Given instruction :: Extract all lines from the data beneath that include the word "probabiliste".

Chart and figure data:

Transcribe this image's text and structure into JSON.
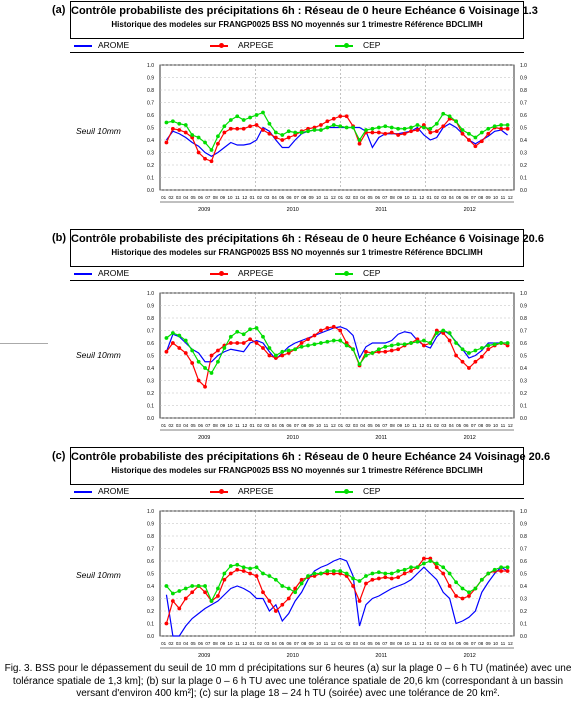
{
  "colors": {
    "arome": "#0000ff",
    "arpege": "#ff0000",
    "cep": "#00dd00"
  },
  "caption": "Fig. 3. BSS pour le dépassement du seuil de 10 mm d précipitations sur 6 heures (a) sur la plage 0 – 6 h TU (matinée) avec une tolérance spatiale de 1,3 km]; (b) sur la plage 0 – 6 h TU avec une tolérance spatiale de 20,6 km (correspondant à un bassin versant d'environ 400 km²]; (c) sur la plage 18 – 24 h TU (soirée) avec une tolérance de 20 km².",
  "chart_data": [
    {
      "type": "line",
      "panel_label": "(a)",
      "title": "Contrôle probabiliste des précipitations 6h :  Réseau de 0 heure Echéance 6 Voisinage 1.3",
      "subtitle": "Historique des modeles sur FRANGP0025 BSS NO moyennés sur 1 trimestre  Référence BDCLIMH",
      "ylabel": "Seuil 10mm",
      "ylim": [
        0,
        1.0
      ],
      "yticks": [
        "0.0",
        "0.1",
        "0.2",
        "0.3",
        "0.4",
        "0.5",
        "0.6",
        "0.7",
        "0.8",
        "0.9",
        "1.0"
      ],
      "x_months": [
        "01",
        "02",
        "03",
        "04",
        "05",
        "06",
        "07",
        "08",
        "09",
        "10",
        "11",
        "12",
        "01",
        "02",
        "03",
        "04",
        "05",
        "06",
        "07",
        "08",
        "09",
        "10",
        "11",
        "12",
        "01",
        "02",
        "03",
        "04",
        "05",
        "06",
        "07",
        "08",
        "09",
        "10",
        "11",
        "12",
        "01",
        "02",
        "03",
        "04",
        "05",
        "06",
        "07",
        "08",
        "09",
        "10",
        "11",
        "12"
      ],
      "years": [
        "2009",
        "2010",
        "2011",
        "2012"
      ],
      "series": [
        {
          "name": "AROME",
          "key": "arome",
          "start": 2,
          "values": [
            0.4,
            0.47,
            0.45,
            0.42,
            0.38,
            0.35,
            0.3,
            0.27,
            0.3,
            0.34,
            0.38,
            0.36,
            0.36,
            0.37,
            0.4,
            0.5,
            0.47,
            0.4,
            0.34,
            0.34,
            0.4,
            0.45,
            0.47,
            0.48,
            0.48,
            0.5,
            0.5,
            0.5,
            0.5,
            0.5,
            0.5,
            0.47,
            0.34,
            0.42,
            0.45,
            0.45,
            0.45,
            0.46,
            0.47,
            0.5,
            0.44,
            0.4,
            0.42,
            0.5,
            0.53,
            0.5,
            0.45,
            0.4,
            0.37,
            0.4,
            0.43,
            0.47,
            0.48,
            0.44
          ]
        },
        {
          "name": "ARPEGE",
          "key": "arpege",
          "start": 2,
          "values": [
            0.38,
            0.49,
            0.48,
            0.46,
            0.42,
            0.3,
            0.25,
            0.23,
            0.37,
            0.46,
            0.49,
            0.49,
            0.49,
            0.51,
            0.52,
            0.48,
            0.45,
            0.42,
            0.4,
            0.42,
            0.44,
            0.47,
            0.49,
            0.5,
            0.52,
            0.55,
            0.57,
            0.59,
            0.59,
            0.51,
            0.37,
            0.46,
            0.46,
            0.46,
            0.45,
            0.46,
            0.44,
            0.45,
            0.47,
            0.48,
            0.52,
            0.46,
            0.47,
            0.51,
            0.57,
            0.55,
            0.45,
            0.4,
            0.35,
            0.39,
            0.45,
            0.5,
            0.49,
            0.49
          ]
        },
        {
          "name": "CEP",
          "key": "cep",
          "start": 2,
          "values": [
            0.54,
            0.55,
            0.53,
            0.52,
            0.44,
            0.42,
            0.38,
            0.32,
            0.43,
            0.51,
            0.56,
            0.59,
            0.56,
            0.58,
            0.6,
            0.62,
            0.53,
            0.46,
            0.44,
            0.47,
            0.46,
            0.46,
            0.47,
            0.48,
            0.48,
            0.5,
            0.52,
            0.51,
            0.5,
            0.5,
            0.4,
            0.48,
            0.49,
            0.5,
            0.51,
            0.5,
            0.49,
            0.49,
            0.5,
            0.52,
            0.5,
            0.49,
            0.53,
            0.61,
            0.59,
            0.55,
            0.48,
            0.45,
            0.42,
            0.46,
            0.49,
            0.51,
            0.52,
            0.52
          ]
        }
      ]
    },
    {
      "type": "line",
      "panel_label": "(b)",
      "title": "Contrôle probabiliste des précipitations 6h :  Réseau de 0 heure Echéance 6 Voisinage 20.6",
      "subtitle": "Historique des modeles sur FRANGP0025 BSS NO moyennés sur 1 trimestre  Référence BDCLIMH",
      "ylabel": "Seuil 10mm",
      "ylim": [
        0,
        1.0
      ],
      "yticks": [
        "0.0",
        "0.1",
        "0.2",
        "0.3",
        "0.4",
        "0.5",
        "0.6",
        "0.7",
        "0.8",
        "0.9",
        "1.0"
      ],
      "x_months": [
        "01",
        "02",
        "03",
        "04",
        "05",
        "06",
        "07",
        "08",
        "09",
        "10",
        "11",
        "12",
        "01",
        "02",
        "03",
        "04",
        "05",
        "06",
        "07",
        "08",
        "09",
        "10",
        "11",
        "12",
        "01",
        "02",
        "03",
        "04",
        "05",
        "06",
        "07",
        "08",
        "09",
        "10",
        "11",
        "12",
        "01",
        "02",
        "03",
        "04",
        "05",
        "06",
        "07",
        "08",
        "09",
        "10",
        "11",
        "12"
      ],
      "years": [
        "2009",
        "2010",
        "2011",
        "2012"
      ],
      "series": [
        {
          "name": "AROME",
          "key": "arome",
          "start": 2,
          "values": [
            0.53,
            0.67,
            0.65,
            0.6,
            0.55,
            0.52,
            0.45,
            0.45,
            0.5,
            0.53,
            0.55,
            0.54,
            0.53,
            0.6,
            0.62,
            0.6,
            0.53,
            0.47,
            0.52,
            0.57,
            0.6,
            0.62,
            0.64,
            0.66,
            0.68,
            0.7,
            0.72,
            0.73,
            0.71,
            0.66,
            0.48,
            0.57,
            0.6,
            0.6,
            0.6,
            0.62,
            0.67,
            0.69,
            0.68,
            0.62,
            0.58,
            0.56,
            0.65,
            0.7,
            0.67,
            0.61,
            0.55,
            0.48,
            0.5,
            0.54,
            0.6,
            0.6,
            0.6,
            0.6
          ]
        },
        {
          "name": "ARPEGE",
          "key": "arpege",
          "start": 2,
          "values": [
            0.53,
            0.6,
            0.56,
            0.52,
            0.44,
            0.3,
            0.25,
            0.5,
            0.54,
            0.58,
            0.6,
            0.6,
            0.6,
            0.63,
            0.6,
            0.56,
            0.5,
            0.48,
            0.5,
            0.52,
            0.55,
            0.6,
            0.63,
            0.66,
            0.7,
            0.72,
            0.73,
            0.7,
            0.6,
            0.55,
            0.42,
            0.53,
            0.52,
            0.53,
            0.53,
            0.54,
            0.55,
            0.58,
            0.6,
            0.63,
            0.58,
            0.6,
            0.7,
            0.68,
            0.62,
            0.5,
            0.45,
            0.4,
            0.45,
            0.49,
            0.55,
            0.58,
            0.6,
            0.58
          ]
        },
        {
          "name": "CEP",
          "key": "cep",
          "start": 2,
          "values": [
            0.64,
            0.68,
            0.66,
            0.62,
            0.54,
            0.45,
            0.4,
            0.36,
            0.45,
            0.56,
            0.65,
            0.69,
            0.67,
            0.71,
            0.72,
            0.65,
            0.56,
            0.5,
            0.53,
            0.54,
            0.55,
            0.57,
            0.58,
            0.59,
            0.6,
            0.61,
            0.62,
            0.62,
            0.58,
            0.55,
            0.43,
            0.5,
            0.52,
            0.55,
            0.57,
            0.58,
            0.59,
            0.59,
            0.6,
            0.61,
            0.62,
            0.6,
            0.68,
            0.7,
            0.68,
            0.6,
            0.55,
            0.52,
            0.54,
            0.56,
            0.58,
            0.59,
            0.6,
            0.6
          ]
        }
      ]
    },
    {
      "type": "line",
      "panel_label": "(c)",
      "title": "Contrôle probabiliste des précipitations 6h :  Réseau de 0 heure Echéance 24 Voisinage 20.6",
      "subtitle": "Historique des modeles sur FRANGP0025 BSS NO moyennés sur 1 trimestre  Référence BDCLIMH",
      "ylabel": "Seuil 10mm",
      "ylim": [
        0,
        1.0
      ],
      "yticks": [
        "0.0",
        "0.1",
        "0.2",
        "0.3",
        "0.4",
        "0.5",
        "0.6",
        "0.7",
        "0.8",
        "0.9",
        "1.0"
      ],
      "x_months": [
        "01",
        "02",
        "03",
        "04",
        "05",
        "06",
        "07",
        "08",
        "09",
        "10",
        "11",
        "12",
        "01",
        "02",
        "03",
        "04",
        "05",
        "06",
        "07",
        "08",
        "09",
        "10",
        "11",
        "12",
        "01",
        "02",
        "03",
        "04",
        "05",
        "06",
        "07",
        "08",
        "09",
        "10",
        "11",
        "12",
        "01",
        "02",
        "03",
        "04",
        "05",
        "06",
        "07",
        "08",
        "09",
        "10",
        "11",
        "12"
      ],
      "years": [
        "2009",
        "2010",
        "2011",
        "2012"
      ],
      "series": [
        {
          "name": "AROME",
          "key": "arome",
          "start": 2,
          "values": [
            0.33,
            0.0,
            0.0,
            0.08,
            0.14,
            0.18,
            0.22,
            0.25,
            0.28,
            0.33,
            0.38,
            0.4,
            0.38,
            0.35,
            0.3,
            0.3,
            0.2,
            0.25,
            0.12,
            0.18,
            0.28,
            0.35,
            0.45,
            0.52,
            0.55,
            0.57,
            0.6,
            0.62,
            0.6,
            0.48,
            0.08,
            0.25,
            0.3,
            0.32,
            0.35,
            0.38,
            0.4,
            0.42,
            0.45,
            0.5,
            0.55,
            0.5,
            0.45,
            0.35,
            0.3,
            0.1,
            0.12,
            0.15,
            0.2,
            0.35,
            0.43,
            0.5,
            0.55,
            0.52
          ]
        },
        {
          "name": "ARPEGE",
          "key": "arpege",
          "start": 2,
          "values": [
            0.1,
            0.28,
            0.22,
            0.3,
            0.35,
            0.4,
            0.35,
            0.28,
            0.32,
            0.45,
            0.5,
            0.53,
            0.52,
            0.5,
            0.48,
            0.35,
            0.28,
            0.2,
            0.25,
            0.3,
            0.38,
            0.45,
            0.47,
            0.48,
            0.5,
            0.5,
            0.5,
            0.5,
            0.48,
            0.4,
            0.28,
            0.42,
            0.45,
            0.46,
            0.47,
            0.46,
            0.47,
            0.5,
            0.52,
            0.55,
            0.62,
            0.62,
            0.55,
            0.5,
            0.4,
            0.32,
            0.3,
            0.32,
            0.38,
            0.45,
            0.5,
            0.52,
            0.52,
            0.52
          ]
        },
        {
          "name": "CEP",
          "key": "cep",
          "start": 2,
          "values": [
            0.4,
            0.34,
            0.36,
            0.38,
            0.4,
            0.4,
            0.4,
            0.28,
            0.38,
            0.5,
            0.56,
            0.57,
            0.55,
            0.54,
            0.55,
            0.5,
            0.48,
            0.45,
            0.4,
            0.38,
            0.35,
            0.42,
            0.48,
            0.5,
            0.5,
            0.52,
            0.52,
            0.52,
            0.5,
            0.46,
            0.44,
            0.48,
            0.5,
            0.51,
            0.5,
            0.5,
            0.52,
            0.53,
            0.55,
            0.55,
            0.58,
            0.6,
            0.58,
            0.55,
            0.5,
            0.43,
            0.38,
            0.35,
            0.38,
            0.45,
            0.5,
            0.53,
            0.55,
            0.55
          ]
        }
      ]
    }
  ]
}
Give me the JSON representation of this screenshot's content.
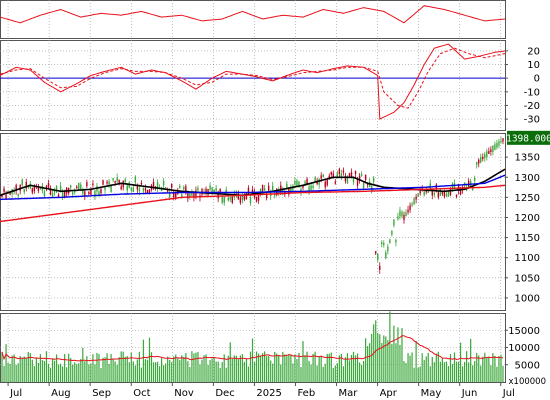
{
  "chart_data": [
    {
      "type": "line",
      "panel": "oscillator-top",
      "series": [
        {
          "color": "#e8101a",
          "x": [
            0,
            10,
            20,
            30,
            40,
            50,
            60,
            70,
            80,
            90,
            100,
            110,
            120,
            130,
            140,
            150,
            160,
            170,
            180,
            190,
            200,
            210,
            220,
            230,
            240,
            250
          ],
          "y": [
            55,
            40,
            60,
            75,
            55,
            65,
            60,
            70,
            55,
            60,
            45,
            50,
            70,
            50,
            60,
            55,
            75,
            65,
            80,
            70,
            40,
            85,
            75,
            60,
            45,
            50
          ]
        }
      ],
      "grid": true
    },
    {
      "type": "line",
      "panel": "macd",
      "yticks": [
        20,
        10,
        0,
        -10,
        -20,
        -30
      ],
      "ylim": [
        -38,
        28
      ],
      "zero_line": true,
      "series": [
        {
          "color": "#e8101a",
          "style": "solid",
          "x": [
            0,
            8,
            15,
            22,
            30,
            38,
            45,
            52,
            60,
            67,
            75,
            82,
            90,
            97,
            105,
            112,
            120,
            127,
            135,
            142,
            150,
            157,
            165,
            172,
            180,
            187,
            188,
            195,
            200,
            205,
            210,
            215,
            222,
            230,
            237,
            245,
            250
          ],
          "y": [
            2,
            8,
            6,
            -3,
            -10,
            -4,
            2,
            5,
            8,
            3,
            6,
            4,
            -2,
            -8,
            0,
            5,
            3,
            1,
            -2,
            2,
            6,
            4,
            7,
            9,
            8,
            2,
            -30,
            -25,
            -18,
            -5,
            10,
            22,
            25,
            14,
            16,
            19,
            20
          ]
        },
        {
          "color": "#e8101a",
          "style": "dashed",
          "x": [
            0,
            8,
            15,
            22,
            30,
            38,
            45,
            52,
            60,
            67,
            75,
            82,
            90,
            97,
            105,
            112,
            120,
            127,
            135,
            142,
            150,
            157,
            165,
            172,
            180,
            187,
            190,
            197,
            202,
            207,
            212,
            218,
            225,
            232,
            240,
            250
          ],
          "y": [
            3,
            6,
            7,
            0,
            -7,
            -6,
            0,
            4,
            7,
            5,
            5,
            4,
            0,
            -5,
            -3,
            3,
            3,
            2,
            -1,
            1,
            4,
            5,
            6,
            8,
            8,
            5,
            -10,
            -20,
            -22,
            -10,
            5,
            18,
            22,
            18,
            15,
            18
          ]
        }
      ],
      "grid": true
    },
    {
      "type": "candlestick",
      "panel": "price",
      "yticks": [
        1398.0,
        1350,
        1300,
        1250,
        1200,
        1150,
        1100,
        1050,
        1000
      ],
      "ylim": [
        970,
        1410
      ],
      "last_price": "1398.000",
      "series": [
        {
          "color": "#000000",
          "style": "line",
          "x": [
            0,
            15,
            30,
            45,
            60,
            75,
            90,
            105,
            120,
            135,
            150,
            165,
            175,
            182,
            190,
            205,
            220,
            230,
            240,
            250
          ],
          "y": [
            1255,
            1280,
            1265,
            1270,
            1285,
            1275,
            1265,
            1260,
            1255,
            1265,
            1280,
            1300,
            1300,
            1285,
            1275,
            1270,
            1265,
            1270,
            1290,
            1320
          ]
        },
        {
          "color": "#0000e0",
          "style": "line",
          "x": [
            0,
            30,
            60,
            90,
            120,
            150,
            180,
            210,
            240,
            250
          ],
          "y": [
            1245,
            1250,
            1258,
            1262,
            1262,
            1265,
            1270,
            1275,
            1285,
            1305
          ]
        },
        {
          "color": "#e8101a",
          "style": "line",
          "x": [
            0,
            30,
            60,
            90,
            120,
            150,
            180,
            210,
            240,
            250
          ],
          "y": [
            1190,
            1210,
            1230,
            1250,
            1255,
            1262,
            1265,
            1270,
            1275,
            1280
          ]
        }
      ],
      "candles_per_day": 1,
      "candle_count": 250,
      "grid": true
    },
    {
      "type": "bar",
      "panel": "volume",
      "yticks": [
        15000,
        10000,
        5000
      ],
      "ylim": [
        0,
        20000
      ],
      "unit": "x100000",
      "ma_color": "#e8101a",
      "bar_color": "#3ba83b",
      "grid": true
    }
  ],
  "x_axis": {
    "labels": [
      "Jul",
      "Aug",
      "Sep",
      "Oct",
      "Nov",
      "Dec",
      "2025",
      "Feb",
      "Mar",
      "Apr",
      "May",
      "Jun",
      "Jul"
    ]
  },
  "colors": {
    "up_candle": "#3ba83b",
    "down_candle": "#b8001f",
    "last_price_box": "#0b6e0b",
    "zero_line": "#0000cc"
  }
}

Written answer ::
      "title": "Contrôle probabiliste des précipitations 6h :  Réseau de 0 heure Echéance 6 Voisinage 1.3",
      "title": "Contrôle probabiliste des précipitations 6h :  Réseau de 0 heure Echéance 6 Voisinage 20.6",
      "title": "Contrôle probabiliste des précipitations 6h :  Réseau de 0 heure Echéance 24 Voisinage 20.6",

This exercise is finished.